You are to retype all of the data exactly as it appears.

## BEGIN Material provided

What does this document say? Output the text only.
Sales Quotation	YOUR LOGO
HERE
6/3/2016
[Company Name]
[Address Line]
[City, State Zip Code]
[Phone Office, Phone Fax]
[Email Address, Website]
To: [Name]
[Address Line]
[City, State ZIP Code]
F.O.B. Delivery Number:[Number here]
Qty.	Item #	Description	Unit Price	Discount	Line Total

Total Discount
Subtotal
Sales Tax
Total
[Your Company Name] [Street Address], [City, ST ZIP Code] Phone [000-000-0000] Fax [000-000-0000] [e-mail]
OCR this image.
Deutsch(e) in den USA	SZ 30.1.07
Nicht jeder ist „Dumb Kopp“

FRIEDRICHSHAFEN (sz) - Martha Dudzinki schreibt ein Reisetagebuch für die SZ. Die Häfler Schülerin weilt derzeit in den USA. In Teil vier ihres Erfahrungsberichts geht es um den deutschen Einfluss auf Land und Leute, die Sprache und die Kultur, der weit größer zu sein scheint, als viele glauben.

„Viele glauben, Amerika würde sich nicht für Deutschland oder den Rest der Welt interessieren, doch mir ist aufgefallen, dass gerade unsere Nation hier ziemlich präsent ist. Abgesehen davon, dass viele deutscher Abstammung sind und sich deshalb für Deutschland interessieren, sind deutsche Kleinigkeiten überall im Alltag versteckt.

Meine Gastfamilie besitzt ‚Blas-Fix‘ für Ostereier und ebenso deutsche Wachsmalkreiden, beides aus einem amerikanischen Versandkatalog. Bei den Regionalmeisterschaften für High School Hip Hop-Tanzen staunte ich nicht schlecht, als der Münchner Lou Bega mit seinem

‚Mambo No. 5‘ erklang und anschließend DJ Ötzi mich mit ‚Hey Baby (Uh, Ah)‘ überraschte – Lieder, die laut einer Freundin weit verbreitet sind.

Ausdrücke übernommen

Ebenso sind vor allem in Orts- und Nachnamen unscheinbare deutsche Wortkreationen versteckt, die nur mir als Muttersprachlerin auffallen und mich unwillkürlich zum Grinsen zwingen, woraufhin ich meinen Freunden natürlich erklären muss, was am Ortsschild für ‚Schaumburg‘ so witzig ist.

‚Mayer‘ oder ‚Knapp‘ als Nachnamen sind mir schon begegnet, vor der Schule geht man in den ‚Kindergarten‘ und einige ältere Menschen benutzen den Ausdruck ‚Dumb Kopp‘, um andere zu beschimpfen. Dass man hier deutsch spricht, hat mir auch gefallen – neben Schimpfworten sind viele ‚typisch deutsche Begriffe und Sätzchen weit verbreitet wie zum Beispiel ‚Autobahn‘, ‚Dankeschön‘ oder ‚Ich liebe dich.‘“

## END Material provided

**Solution to the exercise**
What does this document say? Output the text only.
Sales Quotation	YOUR LOGO
HERE
6/3/2016
[Company Name]
[Address Line]
[City, State Zip Code]
[Phone Office, Phone Fax]
[Email Address, Website]
To: [Name]
[Address Line]
[City, State ZIP Code]
F.O.B. Delivery Number:[Number here]
Qty.	Item #	Description	Unit Price	Discount	Line Total

Total Discount
Subtotal
Sales Tax
Total
[Your Company Name] [Street Address], [City, ST ZIP Code] Phone [000-000-0000] Fax [000-000-0000] [e-mail]
OCR this image.
Deutsch(e) in den USA	SZ 30.1.07
Nicht jeder ist „Dumb Kopp“

FRIEDRICHSHAFEN (sz) - Martha Dudzinki schreibt ein Reisetagebuch für die SZ. Die Häfler Schülerin weilt derzeit in den USA. In Teil vier ihres Erfahrungsberichts geht es um den deutschen Einfluss auf Land und Leute, die Sprache und die Kultur, der weit größer zu sein scheint, als viele glauben.

„Viele glauben, Amerika würde sich nicht für Deutschland oder den Rest der Welt interessieren, doch mir ist aufgefallen, dass gerade unsere Nation hier ziemlich präsent ist. Abgesehen davon, dass viele deutscher Abstammung sind und sich deshalb für Deutschland interessieren, sind deutsche Kleinigkeiten überall im Alltag versteckt.

Meine Gastfamilie besitzt ‚Blas-Fix‘ für Ostereier und ebenso deutsche Wachsmalkreiden, beides aus einem amerikanischen Versandkatalog. Bei den Regionalmeisterschaften für High School Hip Hop-Tanzen staunte ich nicht schlecht, als der Münchner Lou Bega mit seinem

‚Mambo No. 5‘ erklang und anschließend DJ Ötzi mich mit ‚Hey Baby (Uh, Ah)‘ überraschte – Lieder, die laut einer Freundin weit verbreitet sind.

Ausdrücke übernommen

Ebenso sind vor allem in Orts- und Nachnamen unscheinbare deutsche Wortkreationen versteckt, die nur mir als Muttersprachlerin auffallen und mich unwillkürlich zum Grinsen zwingen, woraufhin ich meinen Freunden natürlich erklären muss, was am Ortsschild für ‚Schaumburg‘ so witzig ist.

‚Mayer‘ oder ‚Knapp‘ als Nachnamen sind mir schon begegnet, vor der Schule geht man in den ‚Kindergarten‘ und einige ältere Menschen benutzen den Ausdruck ‚Dumb Kopp‘, um andere zu beschimpfen. Dass man hier deutsch spricht, hat mir auch gefallen – neben Schimpfworten sind viele ‚typisch deutsche Begriffe und Sätzchen weit verbreitet wie zum Beispiel ‚Autobahn‘, ‚Dankeschön‘ oder ‚Ich liebe dich.‘“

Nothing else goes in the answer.